**WHAT YOU WILL DO:**
Within the listing below, locate all lines containing the word "JSON". Copy each one.

[start DATASET CONTENT]

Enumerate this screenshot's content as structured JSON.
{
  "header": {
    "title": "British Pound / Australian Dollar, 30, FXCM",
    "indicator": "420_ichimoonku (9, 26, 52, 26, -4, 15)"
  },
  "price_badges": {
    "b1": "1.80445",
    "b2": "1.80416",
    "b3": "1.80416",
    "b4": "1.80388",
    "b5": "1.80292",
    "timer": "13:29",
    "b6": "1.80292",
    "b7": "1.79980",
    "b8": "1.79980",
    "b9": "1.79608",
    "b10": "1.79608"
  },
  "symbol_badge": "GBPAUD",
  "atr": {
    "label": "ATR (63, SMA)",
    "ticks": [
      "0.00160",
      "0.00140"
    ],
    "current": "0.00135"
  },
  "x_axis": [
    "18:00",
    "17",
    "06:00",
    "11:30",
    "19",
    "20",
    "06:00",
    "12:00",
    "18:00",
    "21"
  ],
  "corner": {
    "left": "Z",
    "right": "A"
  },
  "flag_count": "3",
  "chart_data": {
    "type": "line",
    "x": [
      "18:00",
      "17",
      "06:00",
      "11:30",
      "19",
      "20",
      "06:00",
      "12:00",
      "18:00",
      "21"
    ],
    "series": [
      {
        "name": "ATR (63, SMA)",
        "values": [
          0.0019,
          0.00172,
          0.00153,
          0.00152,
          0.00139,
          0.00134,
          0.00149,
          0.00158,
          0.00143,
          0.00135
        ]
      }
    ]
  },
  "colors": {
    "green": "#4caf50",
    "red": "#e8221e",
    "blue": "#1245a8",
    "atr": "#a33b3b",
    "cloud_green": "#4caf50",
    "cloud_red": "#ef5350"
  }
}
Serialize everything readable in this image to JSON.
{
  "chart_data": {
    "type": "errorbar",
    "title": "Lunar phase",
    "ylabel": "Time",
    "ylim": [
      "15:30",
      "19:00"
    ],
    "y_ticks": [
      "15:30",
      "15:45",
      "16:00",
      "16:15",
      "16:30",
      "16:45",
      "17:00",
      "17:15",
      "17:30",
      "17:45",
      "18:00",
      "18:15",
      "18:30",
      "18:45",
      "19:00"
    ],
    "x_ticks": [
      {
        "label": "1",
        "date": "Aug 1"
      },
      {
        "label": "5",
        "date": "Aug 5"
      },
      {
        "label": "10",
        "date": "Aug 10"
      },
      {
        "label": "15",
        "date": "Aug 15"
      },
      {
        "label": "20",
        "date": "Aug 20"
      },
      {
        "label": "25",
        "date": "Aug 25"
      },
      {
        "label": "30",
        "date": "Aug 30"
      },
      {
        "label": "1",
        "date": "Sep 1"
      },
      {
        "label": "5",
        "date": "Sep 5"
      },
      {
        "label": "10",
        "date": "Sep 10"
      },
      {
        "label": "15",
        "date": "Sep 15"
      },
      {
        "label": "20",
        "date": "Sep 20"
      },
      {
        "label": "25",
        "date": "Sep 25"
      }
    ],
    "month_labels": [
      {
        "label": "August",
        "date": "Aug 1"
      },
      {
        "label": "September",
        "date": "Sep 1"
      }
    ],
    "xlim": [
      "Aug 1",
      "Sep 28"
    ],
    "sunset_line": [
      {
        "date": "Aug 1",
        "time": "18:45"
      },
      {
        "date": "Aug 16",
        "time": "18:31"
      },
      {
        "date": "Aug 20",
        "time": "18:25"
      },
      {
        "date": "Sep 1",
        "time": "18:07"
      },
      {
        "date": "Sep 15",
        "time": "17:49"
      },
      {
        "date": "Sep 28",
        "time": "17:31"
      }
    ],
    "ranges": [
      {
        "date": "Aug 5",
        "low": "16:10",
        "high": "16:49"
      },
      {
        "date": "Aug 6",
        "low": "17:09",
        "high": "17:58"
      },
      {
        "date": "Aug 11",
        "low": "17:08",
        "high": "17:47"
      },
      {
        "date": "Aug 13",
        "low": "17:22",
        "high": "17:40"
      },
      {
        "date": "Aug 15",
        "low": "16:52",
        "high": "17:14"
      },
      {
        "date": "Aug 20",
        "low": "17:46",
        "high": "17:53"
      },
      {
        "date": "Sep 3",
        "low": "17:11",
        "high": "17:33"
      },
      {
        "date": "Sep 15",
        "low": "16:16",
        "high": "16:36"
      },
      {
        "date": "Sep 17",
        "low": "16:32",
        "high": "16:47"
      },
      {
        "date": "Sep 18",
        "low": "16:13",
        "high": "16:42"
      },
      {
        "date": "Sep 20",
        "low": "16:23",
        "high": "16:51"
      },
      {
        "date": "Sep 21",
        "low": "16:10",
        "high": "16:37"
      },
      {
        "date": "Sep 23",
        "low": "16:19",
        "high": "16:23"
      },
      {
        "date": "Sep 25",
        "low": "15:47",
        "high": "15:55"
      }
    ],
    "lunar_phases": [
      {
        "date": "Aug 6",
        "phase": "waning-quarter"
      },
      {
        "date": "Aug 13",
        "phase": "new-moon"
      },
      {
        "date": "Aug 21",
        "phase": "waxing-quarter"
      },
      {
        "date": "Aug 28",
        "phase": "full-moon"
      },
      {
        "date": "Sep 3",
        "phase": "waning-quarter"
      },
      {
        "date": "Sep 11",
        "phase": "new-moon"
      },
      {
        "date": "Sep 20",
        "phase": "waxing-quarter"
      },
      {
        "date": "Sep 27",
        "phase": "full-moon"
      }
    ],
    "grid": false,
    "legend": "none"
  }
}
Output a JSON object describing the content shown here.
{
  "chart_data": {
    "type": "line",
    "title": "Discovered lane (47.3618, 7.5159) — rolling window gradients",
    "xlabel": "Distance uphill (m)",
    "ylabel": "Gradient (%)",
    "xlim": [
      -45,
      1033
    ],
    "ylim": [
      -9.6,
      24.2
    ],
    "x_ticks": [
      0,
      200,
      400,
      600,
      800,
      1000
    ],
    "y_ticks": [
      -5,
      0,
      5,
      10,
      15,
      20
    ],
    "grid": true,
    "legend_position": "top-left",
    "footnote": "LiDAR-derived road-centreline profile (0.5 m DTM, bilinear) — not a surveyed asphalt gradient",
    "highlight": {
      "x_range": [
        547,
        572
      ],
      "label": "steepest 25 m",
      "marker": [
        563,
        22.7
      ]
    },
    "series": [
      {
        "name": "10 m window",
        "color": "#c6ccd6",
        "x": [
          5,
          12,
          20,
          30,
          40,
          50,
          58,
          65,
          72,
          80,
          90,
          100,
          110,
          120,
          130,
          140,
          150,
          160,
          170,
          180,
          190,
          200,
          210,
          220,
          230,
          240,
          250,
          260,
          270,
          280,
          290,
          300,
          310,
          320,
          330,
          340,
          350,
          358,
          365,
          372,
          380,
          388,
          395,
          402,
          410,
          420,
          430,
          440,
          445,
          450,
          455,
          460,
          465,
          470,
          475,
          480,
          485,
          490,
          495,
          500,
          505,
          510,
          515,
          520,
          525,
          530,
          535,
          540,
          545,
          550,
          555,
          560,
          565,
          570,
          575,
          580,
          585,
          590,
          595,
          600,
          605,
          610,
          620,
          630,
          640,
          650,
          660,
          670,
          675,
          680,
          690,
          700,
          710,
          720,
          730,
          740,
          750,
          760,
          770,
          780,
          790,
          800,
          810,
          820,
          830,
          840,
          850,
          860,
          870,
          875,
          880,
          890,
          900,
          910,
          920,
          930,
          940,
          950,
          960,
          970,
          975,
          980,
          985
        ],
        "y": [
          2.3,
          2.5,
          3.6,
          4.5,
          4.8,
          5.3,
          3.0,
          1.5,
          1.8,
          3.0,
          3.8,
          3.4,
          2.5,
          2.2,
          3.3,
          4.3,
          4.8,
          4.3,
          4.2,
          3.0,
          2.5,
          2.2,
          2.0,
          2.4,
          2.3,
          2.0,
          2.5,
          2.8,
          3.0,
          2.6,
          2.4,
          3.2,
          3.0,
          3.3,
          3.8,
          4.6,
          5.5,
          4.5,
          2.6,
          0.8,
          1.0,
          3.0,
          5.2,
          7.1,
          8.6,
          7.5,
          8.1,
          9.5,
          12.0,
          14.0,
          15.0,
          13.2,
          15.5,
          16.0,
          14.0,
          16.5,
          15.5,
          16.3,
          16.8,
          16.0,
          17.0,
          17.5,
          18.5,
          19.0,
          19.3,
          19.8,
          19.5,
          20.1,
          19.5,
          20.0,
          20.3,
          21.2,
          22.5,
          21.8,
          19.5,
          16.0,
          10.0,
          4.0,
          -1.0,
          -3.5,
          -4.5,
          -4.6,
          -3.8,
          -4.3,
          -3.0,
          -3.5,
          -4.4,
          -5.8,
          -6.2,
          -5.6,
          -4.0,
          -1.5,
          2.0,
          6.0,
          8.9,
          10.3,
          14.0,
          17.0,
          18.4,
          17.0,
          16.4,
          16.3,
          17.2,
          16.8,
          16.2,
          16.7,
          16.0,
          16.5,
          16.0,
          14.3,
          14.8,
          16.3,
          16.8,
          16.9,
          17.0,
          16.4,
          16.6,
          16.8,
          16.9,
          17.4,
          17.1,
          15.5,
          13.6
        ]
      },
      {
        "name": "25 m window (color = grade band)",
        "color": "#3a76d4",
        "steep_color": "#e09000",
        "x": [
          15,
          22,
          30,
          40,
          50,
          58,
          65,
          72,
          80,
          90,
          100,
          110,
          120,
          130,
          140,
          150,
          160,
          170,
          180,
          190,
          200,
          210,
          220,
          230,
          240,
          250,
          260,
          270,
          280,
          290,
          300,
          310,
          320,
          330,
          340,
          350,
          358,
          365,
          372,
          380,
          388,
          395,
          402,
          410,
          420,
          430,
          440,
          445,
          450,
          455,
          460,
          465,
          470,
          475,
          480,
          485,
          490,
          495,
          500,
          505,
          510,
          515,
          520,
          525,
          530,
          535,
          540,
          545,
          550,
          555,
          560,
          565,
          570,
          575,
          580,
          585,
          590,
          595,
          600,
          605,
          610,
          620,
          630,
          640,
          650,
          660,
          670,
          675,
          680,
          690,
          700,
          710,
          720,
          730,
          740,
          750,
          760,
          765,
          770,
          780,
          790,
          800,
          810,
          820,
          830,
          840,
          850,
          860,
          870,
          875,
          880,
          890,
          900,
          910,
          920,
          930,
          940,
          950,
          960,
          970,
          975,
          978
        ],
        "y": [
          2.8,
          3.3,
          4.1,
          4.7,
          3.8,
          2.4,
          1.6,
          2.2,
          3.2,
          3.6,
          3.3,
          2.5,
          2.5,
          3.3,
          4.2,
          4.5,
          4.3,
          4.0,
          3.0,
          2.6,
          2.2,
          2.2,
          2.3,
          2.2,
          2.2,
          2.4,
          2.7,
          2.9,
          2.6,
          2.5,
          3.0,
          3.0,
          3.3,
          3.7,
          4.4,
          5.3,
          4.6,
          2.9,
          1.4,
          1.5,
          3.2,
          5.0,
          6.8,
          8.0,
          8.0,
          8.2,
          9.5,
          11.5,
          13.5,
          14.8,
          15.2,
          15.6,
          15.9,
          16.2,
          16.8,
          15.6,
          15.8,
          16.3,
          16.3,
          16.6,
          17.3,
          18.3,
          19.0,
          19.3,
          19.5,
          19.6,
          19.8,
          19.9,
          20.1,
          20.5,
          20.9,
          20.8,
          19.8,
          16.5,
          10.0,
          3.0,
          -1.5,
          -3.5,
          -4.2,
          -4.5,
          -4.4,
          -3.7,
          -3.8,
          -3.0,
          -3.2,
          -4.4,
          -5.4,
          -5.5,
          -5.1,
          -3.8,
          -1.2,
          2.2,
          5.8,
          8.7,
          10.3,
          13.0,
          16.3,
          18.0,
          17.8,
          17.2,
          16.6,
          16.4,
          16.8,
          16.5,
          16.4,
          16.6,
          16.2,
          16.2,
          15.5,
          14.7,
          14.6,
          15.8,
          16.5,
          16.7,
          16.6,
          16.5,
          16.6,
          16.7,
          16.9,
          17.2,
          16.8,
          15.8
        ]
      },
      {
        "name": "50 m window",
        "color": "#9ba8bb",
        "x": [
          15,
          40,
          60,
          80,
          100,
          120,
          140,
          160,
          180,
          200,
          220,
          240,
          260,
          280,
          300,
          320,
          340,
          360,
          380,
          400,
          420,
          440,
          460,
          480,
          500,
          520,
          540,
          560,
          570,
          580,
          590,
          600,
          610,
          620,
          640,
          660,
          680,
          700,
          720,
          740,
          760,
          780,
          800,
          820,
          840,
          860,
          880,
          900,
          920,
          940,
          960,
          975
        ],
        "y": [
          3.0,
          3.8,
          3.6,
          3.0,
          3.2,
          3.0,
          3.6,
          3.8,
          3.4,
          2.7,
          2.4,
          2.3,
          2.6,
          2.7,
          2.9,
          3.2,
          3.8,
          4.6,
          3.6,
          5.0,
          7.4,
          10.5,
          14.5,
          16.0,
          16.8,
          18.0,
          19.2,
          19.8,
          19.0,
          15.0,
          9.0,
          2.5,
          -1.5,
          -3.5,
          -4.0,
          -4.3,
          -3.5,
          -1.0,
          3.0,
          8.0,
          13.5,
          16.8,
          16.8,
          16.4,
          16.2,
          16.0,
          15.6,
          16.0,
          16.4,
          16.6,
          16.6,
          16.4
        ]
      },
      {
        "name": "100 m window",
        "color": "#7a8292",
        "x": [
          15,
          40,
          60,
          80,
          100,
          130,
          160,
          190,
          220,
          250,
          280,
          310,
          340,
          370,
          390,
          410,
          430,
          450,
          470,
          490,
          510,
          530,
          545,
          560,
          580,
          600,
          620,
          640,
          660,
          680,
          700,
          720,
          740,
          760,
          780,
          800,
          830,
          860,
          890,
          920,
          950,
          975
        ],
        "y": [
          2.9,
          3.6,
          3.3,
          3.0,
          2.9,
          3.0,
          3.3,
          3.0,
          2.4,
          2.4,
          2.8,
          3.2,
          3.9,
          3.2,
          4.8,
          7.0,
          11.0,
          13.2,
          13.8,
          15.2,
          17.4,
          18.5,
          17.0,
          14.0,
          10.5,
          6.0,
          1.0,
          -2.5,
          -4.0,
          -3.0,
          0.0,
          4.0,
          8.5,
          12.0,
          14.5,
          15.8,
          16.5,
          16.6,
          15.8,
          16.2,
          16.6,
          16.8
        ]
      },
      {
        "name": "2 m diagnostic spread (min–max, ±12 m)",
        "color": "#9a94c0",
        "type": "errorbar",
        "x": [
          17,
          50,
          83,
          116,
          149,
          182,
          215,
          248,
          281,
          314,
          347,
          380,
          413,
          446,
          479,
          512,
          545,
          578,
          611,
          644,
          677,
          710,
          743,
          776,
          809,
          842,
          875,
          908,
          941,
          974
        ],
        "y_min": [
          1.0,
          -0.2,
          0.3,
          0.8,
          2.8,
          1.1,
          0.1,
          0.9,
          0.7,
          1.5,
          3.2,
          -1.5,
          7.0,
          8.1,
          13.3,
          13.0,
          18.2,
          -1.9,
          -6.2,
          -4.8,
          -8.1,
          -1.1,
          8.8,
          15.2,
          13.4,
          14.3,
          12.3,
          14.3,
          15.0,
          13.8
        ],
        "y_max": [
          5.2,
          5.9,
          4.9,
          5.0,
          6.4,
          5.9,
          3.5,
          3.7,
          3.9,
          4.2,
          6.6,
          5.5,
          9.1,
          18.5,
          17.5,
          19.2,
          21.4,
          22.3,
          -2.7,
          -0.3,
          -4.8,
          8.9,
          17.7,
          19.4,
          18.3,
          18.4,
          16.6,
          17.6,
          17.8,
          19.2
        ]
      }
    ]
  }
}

[end DATASET CONTENT]

**COMPLETED TASK:**
Enumerate this screenshot's content as structured JSON.
Serialize everything readable in this image to JSON.
Output a JSON object describing the content shown here.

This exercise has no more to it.